_WHAT IS NEEDED:_
Look over the lines below. Report each one that includes the string "השבוע".

_WORKING DATA:_
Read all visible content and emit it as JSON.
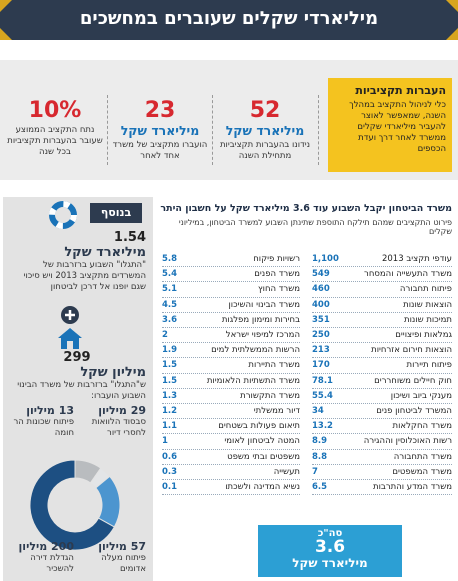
{
  "header": {
    "title": "מיליארדי שקלים שעוברים במחשכים"
  },
  "intro": {
    "heading": "העברות תקציביות",
    "text": "כלי לניהול התקציב במהלך השנה, שמאפשר לאוצר להעביר מיליארדי שקלים ממשרד לאחר דרך ועדת הכספים"
  },
  "stats": [
    {
      "number": "52",
      "unit": "מיליארד שקל",
      "text": "נידונו בהעברות תקציביות מתחילת השנה"
    },
    {
      "number": "23",
      "unit": "מיליארד שקל",
      "text": "הועברו מתקציב של משרד אחד לאחר"
    },
    {
      "number": "10%",
      "text": "נתח התקציב הממוצע שעובר בהעברות תקציביות בכל שנה"
    }
  ],
  "main": {
    "title": "משרד הביטחון יקבל השבוע עוד 3.6 מיליארד שקל על חשבון היתר",
    "subtitle": "פירוט התקציבים שמהם תילקח התוספת שתינתן השבוע למשרד הביטחון, במיליוני שקלים",
    "rows": [
      [
        "עודפי תקציב 2013",
        "1,100"
      ],
      [
        "משרד התעשייה והמסחר",
        "549"
      ],
      [
        "פיתוח תחבורה",
        "460"
      ],
      [
        "הוצאות שונות",
        "400"
      ],
      [
        "תמיכות שונות",
        "351"
      ],
      [
        "גמלאות ופיצויים",
        "250"
      ],
      [
        "הוצאות חירום אזרחיות",
        "213"
      ],
      [
        "פיתוח תיירות",
        "170"
      ],
      [
        "חוק חיילים משוחררים",
        "78.1"
      ],
      [
        "מענקי ביוב ושיכון",
        "55.4"
      ],
      [
        "המשרד לביטחון פנים",
        "34"
      ],
      [
        "משרד החקלאות",
        "13.2"
      ],
      [
        "רשות האוכלוסין וההגירה",
        "8.9"
      ],
      [
        "משרד התחבורה",
        "8.8"
      ],
      [
        "משרד המשפטים",
        "7"
      ],
      [
        "משרד המדע והתרבות",
        "6.5"
      ],
      [
        "רשויות פיקוח",
        "5.8"
      ],
      [
        "משרד הפנים",
        "5.4"
      ],
      [
        "משרד החוץ",
        "5.1"
      ],
      [
        "משרד הבינוי והשיכון",
        "4.5"
      ],
      [
        "בחירות ומימון מפלגות",
        "3.6"
      ],
      [
        "המרכז למיפוי ישראל",
        "2"
      ],
      [
        "הרשות הממשלתית למים",
        "1.9"
      ],
      [
        "משרד התיירות",
        "1.5"
      ],
      [
        "משרד התשתיות הלאומיות",
        "1.5"
      ],
      [
        "משרד התקשורת",
        "1.3"
      ],
      [
        "דיור ממשלתי",
        "1.2"
      ],
      [
        "תיאום פעולות בשטחים",
        "1.1"
      ],
      [
        "המטה לביטחון לאומי",
        "1"
      ],
      [
        "משפטים ובתי משפט",
        "0.6"
      ],
      [
        "תעשייה",
        "0.3"
      ],
      [
        "נשיא המדינה ולשכתו",
        "0.1"
      ]
    ],
    "total": {
      "label": "סה\"כ",
      "value": "3.6",
      "unit": "מיליארד שקל"
    }
  },
  "sidebar": {
    "tag": "בנוסף",
    "items": [
      {
        "number": "1.54",
        "unit": "מיליארד שקל",
        "text": "\"התגלו\" השבוע ברזרבות של המשרדים מתקציב 2013 ויש סיכוי שגם יופנו אל דרכן לביטחון"
      },
      {
        "number": "299",
        "unit": "מיליון שקל",
        "text": "ש\"התגלו\" ברזרבות של משרד הבינוי השבוע הועברו:"
      }
    ],
    "breakdown": {
      "type": "donut",
      "unit": "מיליון",
      "series": [
        {
          "name": "סבסוד הלוואות לחסרי דיור",
          "value": 29,
          "color": "#b9bcbf"
        },
        {
          "name": "פיתוח שכונות הר חומה",
          "value": 13,
          "color": "#e3e5e7"
        },
        {
          "name": "פיתוח מעלה אדומים",
          "value": 57,
          "color": "#4c95cf"
        },
        {
          "name": "הגדלת דירה להשכיר",
          "value": 200,
          "color": "#1d4f82"
        }
      ]
    }
  }
}
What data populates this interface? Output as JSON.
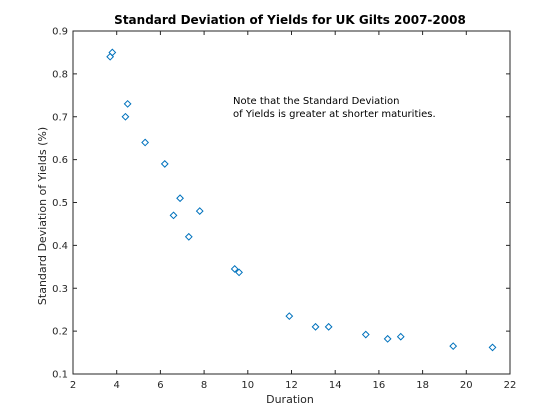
{
  "chart_data": {
    "type": "scatter",
    "title": "Standard Deviation of Yields for UK Gilts 2007-2008",
    "xlabel": "Duration",
    "ylabel": "Standard Deviation of Yields (%)",
    "xlim": [
      2,
      22
    ],
    "ylim": [
      0.1,
      0.9
    ],
    "xticks": [
      2,
      4,
      6,
      8,
      10,
      12,
      14,
      16,
      18,
      20,
      22
    ],
    "yticks": [
      0.1,
      0.2,
      0.3,
      0.4,
      0.5,
      0.6,
      0.7,
      0.8,
      0.9
    ],
    "xtick_labels": [
      "2",
      "4",
      "6",
      "8",
      "10",
      "12",
      "14",
      "16",
      "18",
      "20",
      "22"
    ],
    "ytick_labels": [
      "0.1",
      "0.2",
      "0.3",
      "0.4",
      "0.5",
      "0.6",
      "0.7",
      "0.8",
      "0.9"
    ],
    "grid": false,
    "marker": "diamond",
    "marker_color": "#0072bd",
    "annotation_lines": [
      "Note that the Standard Deviation",
      "of Yields is greater at shorter maturities."
    ],
    "points": [
      {
        "x": 3.7,
        "y": 0.84
      },
      {
        "x": 3.8,
        "y": 0.85
      },
      {
        "x": 4.4,
        "y": 0.7
      },
      {
        "x": 4.5,
        "y": 0.73
      },
      {
        "x": 5.3,
        "y": 0.64
      },
      {
        "x": 6.2,
        "y": 0.59
      },
      {
        "x": 6.6,
        "y": 0.47
      },
      {
        "x": 6.9,
        "y": 0.51
      },
      {
        "x": 7.3,
        "y": 0.42
      },
      {
        "x": 7.8,
        "y": 0.48
      },
      {
        "x": 9.4,
        "y": 0.345
      },
      {
        "x": 9.6,
        "y": 0.337
      },
      {
        "x": 11.9,
        "y": 0.235
      },
      {
        "x": 13.1,
        "y": 0.21
      },
      {
        "x": 13.7,
        "y": 0.21
      },
      {
        "x": 15.4,
        "y": 0.192
      },
      {
        "x": 16.4,
        "y": 0.182
      },
      {
        "x": 17.0,
        "y": 0.187
      },
      {
        "x": 19.4,
        "y": 0.165
      },
      {
        "x": 21.2,
        "y": 0.162
      }
    ]
  }
}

_SOLUTION TO THIS EXERCISE:_
    "title": "משרד הביטחון יקבל השבוע עוד 3.6 מיליארד שקל על חשבון היתר",
    "subtitle": "פירוט התקציבים שמהם תילקח התוספת שתינתן השבוע למשרד הביטחון, במיליוני שקלים",
        "text": "\"התגלו\" השבוע ברזרבות של המשרדים מתקציב 2013 ויש סיכוי שגם יופנו אל דרכן לביטחון"
        "text": "ש\"התגלו\" ברזרבות של משרד הבינוי השבוע הועברו:"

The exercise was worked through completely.